#### INPUT MATERIAL

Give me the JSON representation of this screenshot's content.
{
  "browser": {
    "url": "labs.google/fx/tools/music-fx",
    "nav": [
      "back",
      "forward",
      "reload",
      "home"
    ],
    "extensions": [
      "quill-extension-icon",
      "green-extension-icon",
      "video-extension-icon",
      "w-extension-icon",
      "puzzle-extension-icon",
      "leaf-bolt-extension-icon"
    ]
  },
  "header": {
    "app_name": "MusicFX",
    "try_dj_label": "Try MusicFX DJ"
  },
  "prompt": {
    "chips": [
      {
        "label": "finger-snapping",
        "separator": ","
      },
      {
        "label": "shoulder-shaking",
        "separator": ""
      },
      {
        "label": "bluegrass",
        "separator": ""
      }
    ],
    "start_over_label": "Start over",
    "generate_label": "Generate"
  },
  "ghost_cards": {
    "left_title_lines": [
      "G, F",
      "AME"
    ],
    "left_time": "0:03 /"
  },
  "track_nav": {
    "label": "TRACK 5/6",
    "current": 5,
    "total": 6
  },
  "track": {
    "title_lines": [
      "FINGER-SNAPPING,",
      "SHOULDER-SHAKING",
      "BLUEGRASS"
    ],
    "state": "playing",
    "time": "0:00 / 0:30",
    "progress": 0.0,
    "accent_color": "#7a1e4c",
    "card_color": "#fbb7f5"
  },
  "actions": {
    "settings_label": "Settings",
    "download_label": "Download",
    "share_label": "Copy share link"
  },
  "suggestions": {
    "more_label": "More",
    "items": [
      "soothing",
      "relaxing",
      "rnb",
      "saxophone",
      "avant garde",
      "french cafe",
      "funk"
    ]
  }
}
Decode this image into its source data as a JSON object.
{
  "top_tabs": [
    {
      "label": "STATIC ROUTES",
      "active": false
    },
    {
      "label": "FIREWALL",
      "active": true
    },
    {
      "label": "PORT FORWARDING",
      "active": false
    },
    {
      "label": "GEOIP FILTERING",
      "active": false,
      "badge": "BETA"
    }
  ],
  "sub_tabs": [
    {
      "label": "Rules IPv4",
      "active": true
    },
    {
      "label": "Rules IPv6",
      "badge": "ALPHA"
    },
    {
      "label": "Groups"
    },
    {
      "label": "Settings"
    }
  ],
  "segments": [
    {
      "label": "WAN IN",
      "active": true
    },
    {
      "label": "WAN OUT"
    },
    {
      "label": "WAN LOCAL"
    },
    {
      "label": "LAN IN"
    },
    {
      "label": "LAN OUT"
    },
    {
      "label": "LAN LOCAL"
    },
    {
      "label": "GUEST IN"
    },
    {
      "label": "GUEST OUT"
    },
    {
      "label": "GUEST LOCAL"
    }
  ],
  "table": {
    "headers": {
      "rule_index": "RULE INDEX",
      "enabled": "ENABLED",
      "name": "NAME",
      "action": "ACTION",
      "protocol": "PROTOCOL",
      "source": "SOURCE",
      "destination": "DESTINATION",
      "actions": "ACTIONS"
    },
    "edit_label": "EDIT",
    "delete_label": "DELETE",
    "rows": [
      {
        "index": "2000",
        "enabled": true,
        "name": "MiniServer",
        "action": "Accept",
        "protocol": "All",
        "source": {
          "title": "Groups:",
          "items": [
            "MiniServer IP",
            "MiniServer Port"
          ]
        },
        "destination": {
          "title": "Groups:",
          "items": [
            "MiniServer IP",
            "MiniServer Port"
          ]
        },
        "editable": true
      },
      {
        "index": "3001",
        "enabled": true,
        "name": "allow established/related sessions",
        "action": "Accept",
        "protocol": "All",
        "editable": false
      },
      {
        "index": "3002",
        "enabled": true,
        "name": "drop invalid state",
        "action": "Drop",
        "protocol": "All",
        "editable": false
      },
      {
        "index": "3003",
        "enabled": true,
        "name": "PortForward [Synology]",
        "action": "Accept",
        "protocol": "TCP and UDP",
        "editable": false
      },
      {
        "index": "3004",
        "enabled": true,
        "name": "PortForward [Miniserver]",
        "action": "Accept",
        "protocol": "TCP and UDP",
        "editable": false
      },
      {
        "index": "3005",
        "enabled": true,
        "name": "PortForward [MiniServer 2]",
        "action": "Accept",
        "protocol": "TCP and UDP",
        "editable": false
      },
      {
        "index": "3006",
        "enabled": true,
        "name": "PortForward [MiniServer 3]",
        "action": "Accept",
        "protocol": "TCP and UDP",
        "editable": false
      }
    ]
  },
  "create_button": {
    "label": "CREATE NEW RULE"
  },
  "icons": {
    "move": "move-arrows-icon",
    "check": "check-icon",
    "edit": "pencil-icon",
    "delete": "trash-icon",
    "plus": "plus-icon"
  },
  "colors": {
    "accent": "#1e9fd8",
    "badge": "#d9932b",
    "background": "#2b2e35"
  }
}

########

◆ PROBLEM DETAILS
Only the count is wanted: report how many lines of the material above hold the word "destination".

◆ THE RESPONSE
2